▶ **GOAL**
Retype the data below without altering anything.

▶ **GIVEN ENTRIES**
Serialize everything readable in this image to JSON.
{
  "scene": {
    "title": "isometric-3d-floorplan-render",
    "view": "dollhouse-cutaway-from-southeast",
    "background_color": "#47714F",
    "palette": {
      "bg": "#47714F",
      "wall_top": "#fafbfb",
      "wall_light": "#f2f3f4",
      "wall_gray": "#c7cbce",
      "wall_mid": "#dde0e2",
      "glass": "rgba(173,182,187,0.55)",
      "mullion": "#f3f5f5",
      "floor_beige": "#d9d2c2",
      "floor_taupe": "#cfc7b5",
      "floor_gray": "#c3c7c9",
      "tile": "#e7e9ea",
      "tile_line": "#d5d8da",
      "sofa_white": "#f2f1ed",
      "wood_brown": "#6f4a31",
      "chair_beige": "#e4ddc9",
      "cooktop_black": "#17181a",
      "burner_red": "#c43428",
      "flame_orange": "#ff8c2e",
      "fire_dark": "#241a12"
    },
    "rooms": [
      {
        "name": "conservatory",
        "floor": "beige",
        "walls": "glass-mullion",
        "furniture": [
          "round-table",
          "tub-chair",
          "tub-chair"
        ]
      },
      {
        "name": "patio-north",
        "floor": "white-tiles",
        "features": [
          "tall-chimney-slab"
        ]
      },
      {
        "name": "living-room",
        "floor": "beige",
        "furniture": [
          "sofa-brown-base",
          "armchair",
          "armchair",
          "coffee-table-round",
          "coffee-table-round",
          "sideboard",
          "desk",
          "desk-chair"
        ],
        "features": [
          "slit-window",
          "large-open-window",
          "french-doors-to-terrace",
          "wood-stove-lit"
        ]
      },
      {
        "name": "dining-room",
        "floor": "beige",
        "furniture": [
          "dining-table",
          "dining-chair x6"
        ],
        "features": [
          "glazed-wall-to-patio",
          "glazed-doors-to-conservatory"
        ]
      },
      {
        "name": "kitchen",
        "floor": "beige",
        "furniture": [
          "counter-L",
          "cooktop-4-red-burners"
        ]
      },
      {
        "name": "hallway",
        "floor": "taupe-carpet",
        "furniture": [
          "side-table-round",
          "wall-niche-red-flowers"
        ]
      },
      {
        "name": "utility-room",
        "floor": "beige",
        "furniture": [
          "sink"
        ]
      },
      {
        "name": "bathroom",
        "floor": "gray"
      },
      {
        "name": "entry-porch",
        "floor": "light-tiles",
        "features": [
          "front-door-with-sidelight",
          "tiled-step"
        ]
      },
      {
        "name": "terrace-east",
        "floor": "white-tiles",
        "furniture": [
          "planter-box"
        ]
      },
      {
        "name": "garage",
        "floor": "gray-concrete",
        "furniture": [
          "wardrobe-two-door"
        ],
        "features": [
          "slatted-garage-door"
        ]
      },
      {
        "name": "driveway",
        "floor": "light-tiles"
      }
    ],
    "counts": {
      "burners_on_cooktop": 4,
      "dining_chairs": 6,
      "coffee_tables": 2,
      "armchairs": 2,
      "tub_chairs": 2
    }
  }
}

▶ **OUTPUT FOR THIS EXERCISE**
Serialize everything readable in this image to JSON.
{
  "scene": {
    "title": "isometric-3d-floorplan-render",
    "view": "dollhouse-cutaway-from-southeast",
    "background_color": "#47714F",
    "palette": {
      "bg": "#47714F",
      "wall_top": "#fafbfb",
      "wall_light": "#f2f3f4",
      "wall_gray": "#c7cbce",
      "wall_mid": "#dde0e2",
      "glass": "rgba(173,182,187,0.55)",
      "mullion": "#f3f5f5",
      "floor_beige": "#d9d2c2",
      "floor_taupe": "#cfc7b5",
      "floor_gray": "#c3c7c9",
      "tile": "#e7e9ea",
      "tile_line": "#d5d8da",
      "sofa_white": "#f2f1ed",
      "wood_brown": "#6f4a31",
      "chair_beige": "#e4ddc9",
      "cooktop_black": "#17181a",
      "burner_red": "#c43428",
      "flame_orange": "#ff8c2e",
      "fire_dark": "#241a12"
    },
    "rooms": [
      {
        "name": "conservatory",
        "floor": "beige",
        "walls": "glass-mullion",
        "furniture": [
          "round-table",
          "tub-chair",
          "tub-chair"
        ]
      },
      {
        "name": "patio-north",
        "floor": "white-tiles",
        "features": [
          "tall-chimney-slab"
        ]
      },
      {
        "name": "living-room",
        "floor": "beige",
        "furniture": [
          "sofa-brown-base",
          "armchair",
          "armchair",
          "coffee-table-round",
          "coffee-table-round",
          "sideboard",
          "desk",
          "desk-chair"
        ],
        "features": [
          "slit-window",
          "large-open-window",
          "french-doors-to-terrace",
          "wood-stove-lit"
        ]
      },
      {
        "name": "dining-room",
        "floor": "beige",
        "furniture": [
          "dining-table",
          "dining-chair x6"
        ],
        "features": [
          "glazed-wall-to-patio",
          "glazed-doors-to-conservatory"
        ]
      },
      {
        "name": "kitchen",
        "floor": "beige",
        "furniture": [
          "counter-L",
          "cooktop-4-red-burners"
        ]
      },
      {
        "name": "hallway",
        "floor": "taupe-carpet",
        "furniture": [
          "side-table-round",
          "wall-niche-red-flowers"
        ]
      },
      {
        "name": "utility-room",
        "floor": "beige",
        "furniture": [
          "sink"
        ]
      },
      {
        "name": "bathroom",
        "floor": "gray"
      },
      {
        "name": "entry-porch",
        "floor": "light-tiles",
        "features": [
          "front-door-with-sidelight",
          "tiled-step"
        ]
      },
      {
        "name": "terrace-east",
        "floor": "white-tiles",
        "furniture": [
          "planter-box"
        ]
      },
      {
        "name": "garage",
        "floor": "gray-concrete",
        "furniture": [
          "wardrobe-two-door"
        ],
        "features": [
          "slatted-garage-door"
        ]
      },
      {
        "name": "driveway",
        "floor": "light-tiles"
      }
    ],
    "counts": {
      "burners_on_cooktop": 4,
      "dining_chairs": 6,
      "coffee_tables": 2,
      "armchairs": 2,
      "tub_chairs": 2
    }
  }
}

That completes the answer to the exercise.